### PROMPT
Scan the lines below for the word "ـــر". Copy each line you find it in.

(Data records)
— start —

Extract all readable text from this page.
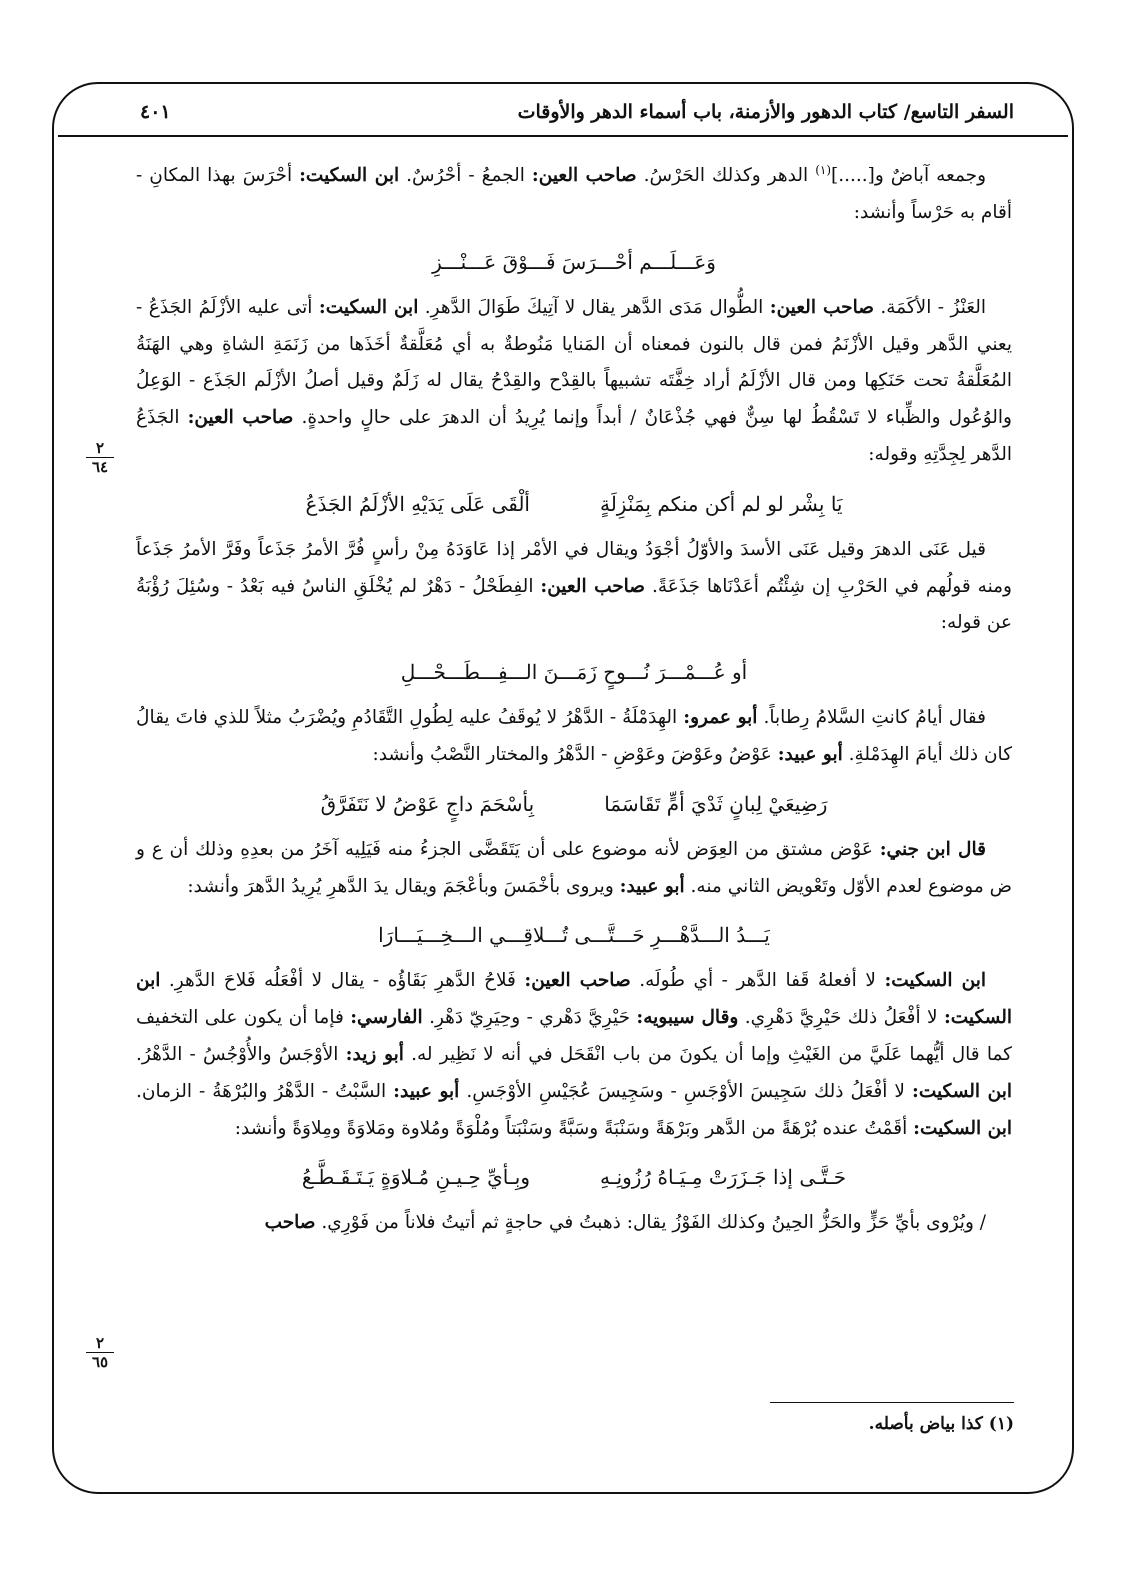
السفر التاسع/ كتاب الدهور والأزمنة، باب أسماء الدهر والأوقات
٤٠١

وجمعه آباضٌ و[.....]$^{(١)}$ الدهر وكذلك الحَرْسُ. صاحب العين: الجمعُ - أحْرُسٌ. ابن السكيت: أحْرَسَ بهذا المكانِ - أقام به حَرْساً وأنشد:

وَعَـــلَـــم أحْـــرَسَ فَـــوْقَ عَـــنْـــزِ

العَنْزُ - الأكَمَة. صاحب العين: الطُّوال مَدَى الدَّهر يقال لا آتِيكَ طَوَالَ الدَّهرِ. ابن السكيت: أتى عليه الأزْلَمُ الجَذَعُ - يعني الدَّهر وقيل الأزْنَمُ فمن قال بالنون فمعناه أن المَنايا مَنُوطةٌ به أي مُعَلَّقةٌ أخَذَها من زَنَمَةِ الشاةِ وهي الهَنَةُ المُعَلَّقةُ تحت حَنَكِها ومن قال الأزْلَمُ أراد خِفَّتَه تشبيهاً بالقِدْح والقِدْحُ يقال له زَلَمٌ وقيل أصلُ الأزْلَم الجَذَع - الوَعِلُ والوُعُول والظِّباء لا تَسْقُطُ لها سِنٌّ فهي جُذْعَانٌ / أبداً وإنما يُرِيدُ أن الدهرَ على حالٍ واحدةٍ. صاحب العين: الجَذَعُ الدَّهر لِجِدَّتِهِ وقوله:

يَا بِشْر لو لم أكن منكم بِمَنْزِلَةٍ
ألْقَى عَلَى يَدَيْهِ الأزْلَمُ الجَذَعُ

قيل عَنَى الدهرَ وقيل عَنَى الأسدَ والأوّلُ أجْوَدُ ويقال في الأمْر إذا عَاوَدَهُ مِنْ رأسٍ فُرَّ الأمرُ جَذَعاً وفَرَّ الأمرُ جَذَعاً ومنه قولُهم في الحَرْبِ إن شِئْتُم أعَدْنَاها جَذَعَةً. صاحب العين: الفِطَحْلُ - دَهْرٌ لم يُخْلَقِ الناسُ فيه بَعْدُ - وسُئِلَ رُؤْبَةُ عن قوله:

أو عُـــمْـــرَ نُـــوحٍ زَمَـــنَ الـــفِـــطَـــحْـــلِ

فقال أيامُ كانتِ السَّلامُ رِطاباً. أبو عمرو: الهِدَمْلَةُ - الدَّهْرُ لا يُوقَفُ عليه لِطُولِ التَّقَادُمِ ويُضْرَبُ مثلاً للذي فاتَ يقالُ كان ذلك أيامَ الهِدَمْلةِ. أبو عبيد: عَوْضُ وعَوْضَ وعَوْضِ - الدَّهْرُ والمختار النَّصْبُ وأنشد:

رَضِيعَيْ لِبانٍ ثَدْيَ أمٍّ تَقَاسَمَا
بِأسْحَمَ داجٍ عَوْضُ لا نَتَفَرَّقُ

قال ابن جني: عَوْض مشتق من العِوَض لأنه موضوع على أن يَتَقَضَّى الجزءُ منه فَيَلِيه آخَرُ من بعدِهِ وذلك أن ع و ض موضوع لعدم الأوّل وتَعْويض الثاني منه. أبو عبيد: ويروى بأخْمَسَ وبأعْجَمَ ويقال يدَ الدَّهرِ يُرِيدُ الدَّهرَ وأنشد:

يَـــدُ الـــدَّهْـــرِ حَـــتَّـــى تُـــلاقِـــي الـــخِـــيَـــارَا

ابن السكيت: لا أفعلهُ قَفا الدَّهر - أي طُولَه. صاحب العين: فَلاحُ الدَّهرِ بَقَاؤُه - يقال لا أفْعَلُه فَلاحَ الدَّهرِ. ابن السكيت: لا أفْعَلُ ذلك حَيْرِيَّ دَهْرِي. وقال سيبويه: حَيْرِيَّ دَهْري - وحِيَرِيّ دَهْرِ. الفارسي: فإما أن يكون على التخفيف كما قال أيُّهما عَلَيَّ من الغَيْثِ وإما أن يكونَ من باب انْقَحَل في أنه لا نَظِير له. أبو زيد: الأوْجَسُ والأُوْجُسُ - الدَّهْرُ. ابن السكيت: لا أفْعَلُ ذلك سَجِيسَ الأوْجَسِ - وسَجِيسَ عُجَيْسِ الأوْجَسِ. أبو عبيد: السَّبْتُ - الدَّهْرُ والبُرْهَةُ - الزمان. ابن السكيت: أقَمْتُ عنده بُرْهَةً من الدَّهر وبَرْهَةً وسَنْبَةً وسَبَّةً وسَنْبَتاً ومُلْوَةً ومُلاوة ومَلاوَةً ومِلاوَةً وأنشد:

حَـتَّـى إذا جَـزَرَتْ مِـيَـاهُ رُزُونِـهِ
وبِـأيِّ حِـيـنِ مُـلاوَةٍ يَـتَـقَـطَّـعُ

/ ويُرْوى بأيِّ حَزٍّ والحَزُّ الحِينُ وكذلك الفَوْزُ يقال: ذهبتُ في حاجةٍ ثم أتيتُ فلاناً من فَوْرِي. صاحب

٢
٦٤
٢
٦٥
(١) كذا بياض بأصله.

— end —

### SOLUTION FOR THIS PROBLEM
وَعَـــلَـــم أحْـــرَسَ فَـــوْقَ عَـــنْـــزِ
أو عُـــمْـــرَ نُـــوحٍ زَمَـــنَ الـــفِـــطَـــحْـــلِ
يَـــدُ الـــدَّهْـــرِ حَـــتَّـــى تُـــلاقِـــي الـــخِـــيَـــارَا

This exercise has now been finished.